YOUR INSTRUCTIONS -> Repeat every record below exactly, but leave out any pictures.

▽

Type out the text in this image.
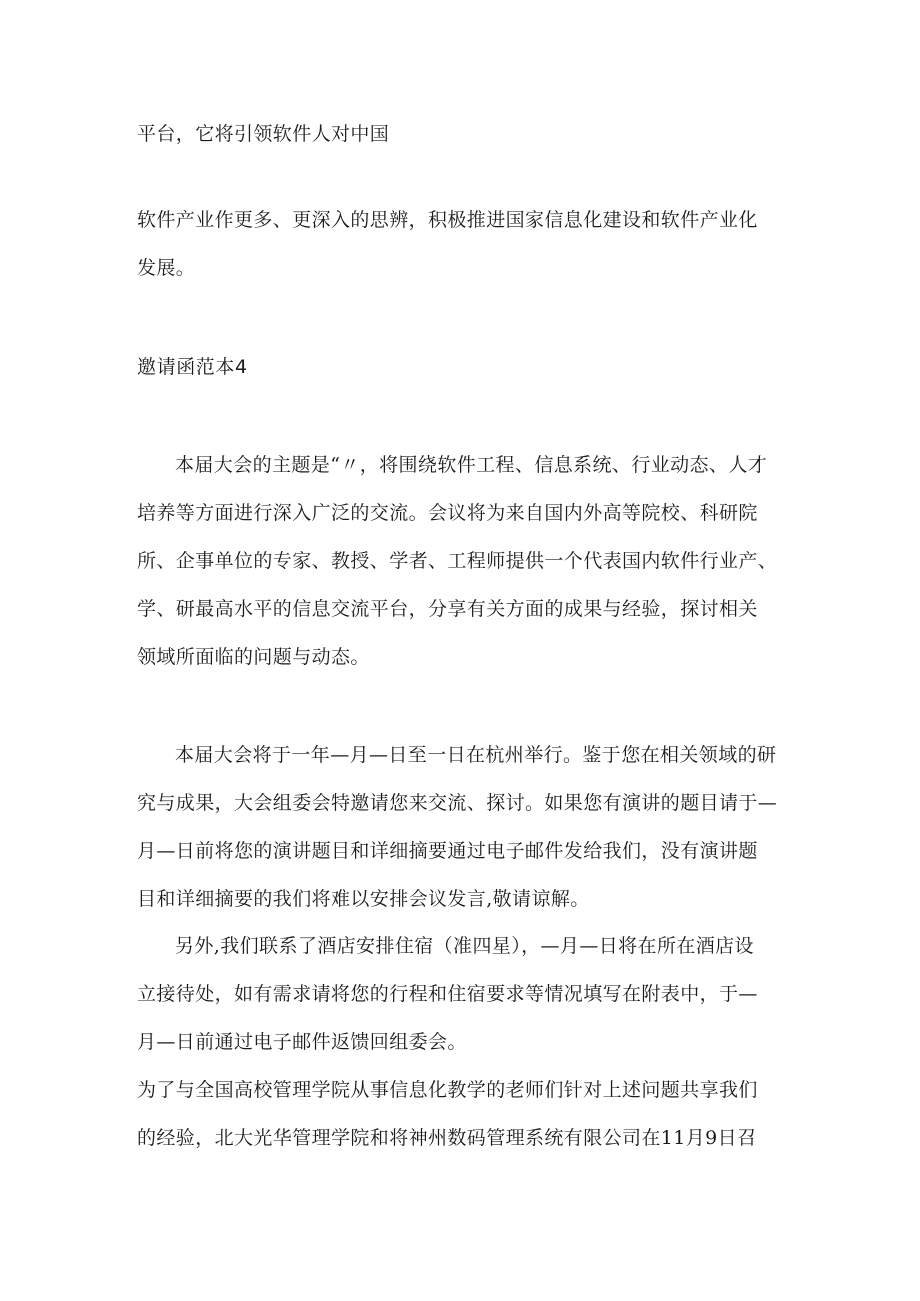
平台，它将引领软件人对中国
软件产业作更多、更深入的思辨，积极推进国家信息化建设和软件产业化
发展。
邀请函范本4
本届大会的主题是“〃，将围绕软件工程、信息系统、行业动态、人才
培养等方面进行深入广泛的交流。会议将为来自国内外高等院校、科研院
所、企事单位的专家、教授、学者、工程师提供一个代表国内软件行业产、
学、研最高水平的信息交流平台，分享有关方面的成果与经验，探讨相关
领域所面临的问题与动态。
本届大会将于一年—月—日至一日在杭州举行。鉴于您在相关领域的研
究与成果，大会组委会特邀请您来交流、探讨。如果您有演讲的题目请于—
月—日前将您的演讲题目和详细摘要通过电子邮件发给我们，没有演讲题
目和详细摘要的我们将难以安排会议发言,敬请谅解。
另外,我们联系了酒店安排住宿（准四星），—月—日将在所在酒店设
立接待处，如有需求请将您的行程和住宿要求等情况填写在附表中，于—
月—日前通过电子邮件返馈回组委会。
为了与全国高校管理学院从事信息化教学的老师们针对上述问题共享我们
的经验，北大光华管理学院和将神州数码管理系统有限公司在11月9日召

△

TASK RESPONSE ->
Type out the text in this image.
平台，它将引领软件人对中国
软件产业作更多、更深入的思辨，积极推进国家信息化建设和软件产业化
发展。
邀请函范本4
本届大会的主题是“〃，将围绕软件工程、信息系统、行业动态、人才
培养等方面进行深入广泛的交流。会议将为来自国内外高等院校、科研院
所、企事单位的专家、教授、学者、工程师提供一个代表国内软件行业产、
学、研最高水平的信息交流平台，分享有关方面的成果与经验，探讨相关
领域所面临的问题与动态。
本届大会将于一年—月—日至一日在杭州举行。鉴于您在相关领域的研
究与成果，大会组委会特邀请您来交流、探讨。如果您有演讲的题目请于—
月—日前将您的演讲题目和详细摘要通过电子邮件发给我们，没有演讲题
目和详细摘要的我们将难以安排会议发言,敬请谅解。
另外,我们联系了酒店安排住宿（准四星），—月—日将在所在酒店设
立接待处，如有需求请将您的行程和住宿要求等情况填写在附表中，于—
月—日前通过电子邮件返馈回组委会。
为了与全国高校管理学院从事信息化教学的老师们针对上述问题共享我们
的经验，北大光华管理学院和将神州数码管理系统有限公司在11月9日召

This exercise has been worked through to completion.